Check every line below for the word "frame" and copy each one that has it.

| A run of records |
═══
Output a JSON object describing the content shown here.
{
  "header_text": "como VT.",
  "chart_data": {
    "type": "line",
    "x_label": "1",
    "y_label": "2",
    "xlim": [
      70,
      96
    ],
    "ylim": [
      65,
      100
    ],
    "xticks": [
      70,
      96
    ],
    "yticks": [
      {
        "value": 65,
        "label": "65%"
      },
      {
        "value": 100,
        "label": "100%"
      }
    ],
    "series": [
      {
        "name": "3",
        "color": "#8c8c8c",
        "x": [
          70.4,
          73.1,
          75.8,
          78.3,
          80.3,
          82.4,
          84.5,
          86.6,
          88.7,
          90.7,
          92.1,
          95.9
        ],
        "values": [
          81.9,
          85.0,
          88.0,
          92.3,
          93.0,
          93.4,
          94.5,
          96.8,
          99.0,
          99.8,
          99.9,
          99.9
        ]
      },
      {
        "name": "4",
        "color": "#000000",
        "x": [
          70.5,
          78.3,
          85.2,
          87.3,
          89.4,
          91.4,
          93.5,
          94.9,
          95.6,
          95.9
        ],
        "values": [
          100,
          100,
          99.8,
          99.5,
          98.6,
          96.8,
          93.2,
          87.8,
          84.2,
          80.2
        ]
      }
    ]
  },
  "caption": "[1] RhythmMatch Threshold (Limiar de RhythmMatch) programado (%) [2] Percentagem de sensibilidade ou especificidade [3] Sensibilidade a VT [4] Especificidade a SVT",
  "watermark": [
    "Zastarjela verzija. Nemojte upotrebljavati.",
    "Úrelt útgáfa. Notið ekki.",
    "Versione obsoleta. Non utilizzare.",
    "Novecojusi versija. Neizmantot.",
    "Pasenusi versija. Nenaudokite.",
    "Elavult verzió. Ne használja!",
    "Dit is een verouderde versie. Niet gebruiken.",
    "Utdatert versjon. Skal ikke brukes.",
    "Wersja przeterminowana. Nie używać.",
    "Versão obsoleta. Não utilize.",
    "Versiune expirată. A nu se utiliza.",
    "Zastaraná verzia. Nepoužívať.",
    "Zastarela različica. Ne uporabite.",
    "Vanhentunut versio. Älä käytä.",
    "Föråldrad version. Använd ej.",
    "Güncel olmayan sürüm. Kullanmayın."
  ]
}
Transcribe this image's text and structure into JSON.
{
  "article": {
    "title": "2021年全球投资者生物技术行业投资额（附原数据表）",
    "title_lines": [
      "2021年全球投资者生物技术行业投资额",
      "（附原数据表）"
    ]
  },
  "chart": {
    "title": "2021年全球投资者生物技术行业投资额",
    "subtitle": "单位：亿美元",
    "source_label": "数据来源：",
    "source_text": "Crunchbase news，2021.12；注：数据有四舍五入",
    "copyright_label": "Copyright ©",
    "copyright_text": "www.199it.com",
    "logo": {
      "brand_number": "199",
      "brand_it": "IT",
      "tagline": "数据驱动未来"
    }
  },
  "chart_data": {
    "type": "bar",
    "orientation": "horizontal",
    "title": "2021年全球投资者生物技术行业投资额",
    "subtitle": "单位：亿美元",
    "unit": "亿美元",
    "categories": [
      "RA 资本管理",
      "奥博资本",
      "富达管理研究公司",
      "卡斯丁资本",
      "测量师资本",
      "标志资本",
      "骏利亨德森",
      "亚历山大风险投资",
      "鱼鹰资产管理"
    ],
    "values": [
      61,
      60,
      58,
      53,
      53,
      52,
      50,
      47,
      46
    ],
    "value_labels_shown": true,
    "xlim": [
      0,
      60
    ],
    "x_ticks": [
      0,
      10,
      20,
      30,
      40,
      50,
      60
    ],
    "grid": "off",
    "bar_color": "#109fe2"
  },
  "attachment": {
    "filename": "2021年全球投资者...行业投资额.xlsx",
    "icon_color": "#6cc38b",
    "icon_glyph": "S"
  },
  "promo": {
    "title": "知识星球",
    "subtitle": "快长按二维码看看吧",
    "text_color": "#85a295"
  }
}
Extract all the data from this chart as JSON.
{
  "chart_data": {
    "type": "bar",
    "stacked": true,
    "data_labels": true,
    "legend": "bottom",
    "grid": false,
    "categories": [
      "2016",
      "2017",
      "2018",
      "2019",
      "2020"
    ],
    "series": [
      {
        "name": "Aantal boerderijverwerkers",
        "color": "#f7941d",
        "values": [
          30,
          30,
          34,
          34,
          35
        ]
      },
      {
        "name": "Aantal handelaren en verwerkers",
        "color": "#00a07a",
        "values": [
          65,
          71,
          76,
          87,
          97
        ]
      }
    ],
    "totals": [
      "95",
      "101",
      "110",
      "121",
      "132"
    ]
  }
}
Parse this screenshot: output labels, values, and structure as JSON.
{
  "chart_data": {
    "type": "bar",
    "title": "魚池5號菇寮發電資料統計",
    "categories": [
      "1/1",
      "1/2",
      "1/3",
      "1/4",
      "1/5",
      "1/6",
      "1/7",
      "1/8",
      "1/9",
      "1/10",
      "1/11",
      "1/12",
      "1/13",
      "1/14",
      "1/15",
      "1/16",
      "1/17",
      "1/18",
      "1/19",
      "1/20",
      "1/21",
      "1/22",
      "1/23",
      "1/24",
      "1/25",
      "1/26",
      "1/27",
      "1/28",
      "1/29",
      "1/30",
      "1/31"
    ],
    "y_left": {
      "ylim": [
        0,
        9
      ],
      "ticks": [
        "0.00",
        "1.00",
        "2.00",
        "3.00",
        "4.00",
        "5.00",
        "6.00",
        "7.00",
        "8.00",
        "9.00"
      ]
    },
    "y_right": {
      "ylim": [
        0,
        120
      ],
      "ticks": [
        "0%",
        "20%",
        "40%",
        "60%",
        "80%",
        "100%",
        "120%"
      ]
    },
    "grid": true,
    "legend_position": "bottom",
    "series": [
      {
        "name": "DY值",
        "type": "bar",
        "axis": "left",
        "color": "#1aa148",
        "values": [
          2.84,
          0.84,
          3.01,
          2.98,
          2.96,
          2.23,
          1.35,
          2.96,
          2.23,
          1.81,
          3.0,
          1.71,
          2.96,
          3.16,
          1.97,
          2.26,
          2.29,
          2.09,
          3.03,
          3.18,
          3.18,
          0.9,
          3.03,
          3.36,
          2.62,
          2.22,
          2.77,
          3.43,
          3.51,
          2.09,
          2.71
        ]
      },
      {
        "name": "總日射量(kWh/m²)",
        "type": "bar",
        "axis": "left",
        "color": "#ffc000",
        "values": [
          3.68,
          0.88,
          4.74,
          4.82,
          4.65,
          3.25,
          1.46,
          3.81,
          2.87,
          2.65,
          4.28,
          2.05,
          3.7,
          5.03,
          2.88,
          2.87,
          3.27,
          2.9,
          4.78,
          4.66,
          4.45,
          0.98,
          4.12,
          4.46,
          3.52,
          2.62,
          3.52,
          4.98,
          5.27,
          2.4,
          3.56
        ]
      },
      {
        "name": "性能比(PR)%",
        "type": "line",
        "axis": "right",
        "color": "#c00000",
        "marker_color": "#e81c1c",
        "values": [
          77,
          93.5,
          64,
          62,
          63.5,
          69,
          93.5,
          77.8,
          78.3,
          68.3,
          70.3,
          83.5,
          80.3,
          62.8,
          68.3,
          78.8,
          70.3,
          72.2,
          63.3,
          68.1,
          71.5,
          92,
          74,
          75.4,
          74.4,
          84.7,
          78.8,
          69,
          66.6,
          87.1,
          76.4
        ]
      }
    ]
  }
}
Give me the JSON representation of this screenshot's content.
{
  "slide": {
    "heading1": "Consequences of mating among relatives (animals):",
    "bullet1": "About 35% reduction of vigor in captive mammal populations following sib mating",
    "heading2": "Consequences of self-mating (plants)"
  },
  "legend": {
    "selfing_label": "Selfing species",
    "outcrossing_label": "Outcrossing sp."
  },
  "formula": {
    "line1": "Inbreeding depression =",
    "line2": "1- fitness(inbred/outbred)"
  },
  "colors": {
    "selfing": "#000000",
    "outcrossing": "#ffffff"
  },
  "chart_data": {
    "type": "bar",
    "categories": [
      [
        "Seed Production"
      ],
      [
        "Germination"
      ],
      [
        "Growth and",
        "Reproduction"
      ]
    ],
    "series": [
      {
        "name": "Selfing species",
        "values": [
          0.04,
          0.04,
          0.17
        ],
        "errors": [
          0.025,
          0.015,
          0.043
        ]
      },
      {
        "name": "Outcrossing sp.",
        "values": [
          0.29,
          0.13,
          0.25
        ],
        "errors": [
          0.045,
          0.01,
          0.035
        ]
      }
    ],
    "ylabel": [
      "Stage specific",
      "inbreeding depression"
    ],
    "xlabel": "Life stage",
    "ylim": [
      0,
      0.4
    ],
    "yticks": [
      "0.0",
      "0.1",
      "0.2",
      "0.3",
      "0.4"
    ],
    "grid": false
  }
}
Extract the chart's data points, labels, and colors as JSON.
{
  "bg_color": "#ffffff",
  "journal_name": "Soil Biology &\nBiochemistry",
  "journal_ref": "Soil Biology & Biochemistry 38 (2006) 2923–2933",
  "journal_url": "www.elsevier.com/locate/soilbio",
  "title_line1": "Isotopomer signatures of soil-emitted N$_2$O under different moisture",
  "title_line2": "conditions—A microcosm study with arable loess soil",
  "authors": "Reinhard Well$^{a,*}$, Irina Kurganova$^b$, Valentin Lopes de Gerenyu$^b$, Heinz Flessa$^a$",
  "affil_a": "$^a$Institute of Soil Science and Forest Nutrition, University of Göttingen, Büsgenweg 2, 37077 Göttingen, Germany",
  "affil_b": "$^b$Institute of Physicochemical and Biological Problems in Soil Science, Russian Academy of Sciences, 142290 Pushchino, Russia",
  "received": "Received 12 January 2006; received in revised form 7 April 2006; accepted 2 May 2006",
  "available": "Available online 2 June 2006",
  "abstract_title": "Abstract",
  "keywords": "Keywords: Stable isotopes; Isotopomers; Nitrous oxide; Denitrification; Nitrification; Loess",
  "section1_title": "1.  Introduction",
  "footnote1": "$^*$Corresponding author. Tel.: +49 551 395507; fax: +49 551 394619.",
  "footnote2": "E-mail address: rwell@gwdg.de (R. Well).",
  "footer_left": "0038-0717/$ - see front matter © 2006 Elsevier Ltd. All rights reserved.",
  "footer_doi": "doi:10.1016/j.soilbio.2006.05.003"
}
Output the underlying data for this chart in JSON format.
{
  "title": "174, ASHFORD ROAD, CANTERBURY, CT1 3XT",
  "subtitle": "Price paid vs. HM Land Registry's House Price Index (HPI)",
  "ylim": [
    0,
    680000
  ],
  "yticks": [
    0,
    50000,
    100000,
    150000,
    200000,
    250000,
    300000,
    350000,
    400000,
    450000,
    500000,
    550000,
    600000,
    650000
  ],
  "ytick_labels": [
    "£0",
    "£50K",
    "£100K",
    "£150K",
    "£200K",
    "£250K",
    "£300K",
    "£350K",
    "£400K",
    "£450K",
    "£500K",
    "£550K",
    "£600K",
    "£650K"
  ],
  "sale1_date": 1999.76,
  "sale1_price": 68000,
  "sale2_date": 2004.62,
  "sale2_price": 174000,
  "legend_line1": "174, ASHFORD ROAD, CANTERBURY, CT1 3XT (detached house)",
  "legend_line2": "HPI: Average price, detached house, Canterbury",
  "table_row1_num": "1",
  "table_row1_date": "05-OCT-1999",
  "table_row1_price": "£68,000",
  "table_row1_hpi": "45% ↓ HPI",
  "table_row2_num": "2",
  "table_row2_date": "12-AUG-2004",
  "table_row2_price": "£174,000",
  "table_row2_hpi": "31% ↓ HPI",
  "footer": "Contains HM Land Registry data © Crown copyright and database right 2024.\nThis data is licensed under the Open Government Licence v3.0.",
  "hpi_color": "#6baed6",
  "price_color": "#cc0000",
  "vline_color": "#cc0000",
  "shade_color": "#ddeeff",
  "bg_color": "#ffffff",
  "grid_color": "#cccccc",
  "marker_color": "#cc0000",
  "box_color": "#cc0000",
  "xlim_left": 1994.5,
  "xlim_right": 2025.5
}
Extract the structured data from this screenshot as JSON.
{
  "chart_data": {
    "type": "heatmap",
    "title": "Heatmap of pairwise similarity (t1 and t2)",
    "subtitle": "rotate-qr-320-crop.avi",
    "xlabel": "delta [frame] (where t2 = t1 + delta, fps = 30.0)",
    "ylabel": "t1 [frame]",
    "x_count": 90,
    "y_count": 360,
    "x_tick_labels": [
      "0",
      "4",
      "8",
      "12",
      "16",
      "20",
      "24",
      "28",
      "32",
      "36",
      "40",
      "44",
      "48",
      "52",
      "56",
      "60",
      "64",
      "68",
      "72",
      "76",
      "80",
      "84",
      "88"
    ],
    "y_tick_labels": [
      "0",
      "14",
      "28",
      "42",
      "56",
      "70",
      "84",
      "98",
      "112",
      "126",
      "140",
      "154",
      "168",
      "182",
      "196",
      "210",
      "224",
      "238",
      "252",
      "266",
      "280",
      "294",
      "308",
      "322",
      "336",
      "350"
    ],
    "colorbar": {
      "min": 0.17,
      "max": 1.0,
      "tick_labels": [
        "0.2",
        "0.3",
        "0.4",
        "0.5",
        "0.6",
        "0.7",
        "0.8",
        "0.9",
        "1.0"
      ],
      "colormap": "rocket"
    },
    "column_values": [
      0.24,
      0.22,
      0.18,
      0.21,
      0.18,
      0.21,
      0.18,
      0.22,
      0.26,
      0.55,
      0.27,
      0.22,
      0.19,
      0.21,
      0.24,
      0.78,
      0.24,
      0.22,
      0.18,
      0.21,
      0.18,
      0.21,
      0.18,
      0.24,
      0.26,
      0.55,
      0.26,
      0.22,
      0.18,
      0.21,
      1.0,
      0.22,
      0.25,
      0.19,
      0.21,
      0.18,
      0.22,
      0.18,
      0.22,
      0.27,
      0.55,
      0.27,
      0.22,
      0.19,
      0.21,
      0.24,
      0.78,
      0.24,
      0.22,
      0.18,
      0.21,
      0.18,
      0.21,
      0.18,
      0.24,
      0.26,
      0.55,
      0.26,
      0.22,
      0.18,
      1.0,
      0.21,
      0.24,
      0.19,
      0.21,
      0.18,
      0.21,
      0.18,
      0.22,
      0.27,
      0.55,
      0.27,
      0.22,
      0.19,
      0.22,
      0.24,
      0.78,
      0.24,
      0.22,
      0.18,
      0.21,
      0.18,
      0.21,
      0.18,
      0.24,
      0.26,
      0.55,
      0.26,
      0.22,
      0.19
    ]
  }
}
═══
| WRITTEN RESPONSE |
    "xlabel": "delta [frame] (where t2 = t1 + delta, fps = 30.0)",
    "ylabel": "t1 [frame]",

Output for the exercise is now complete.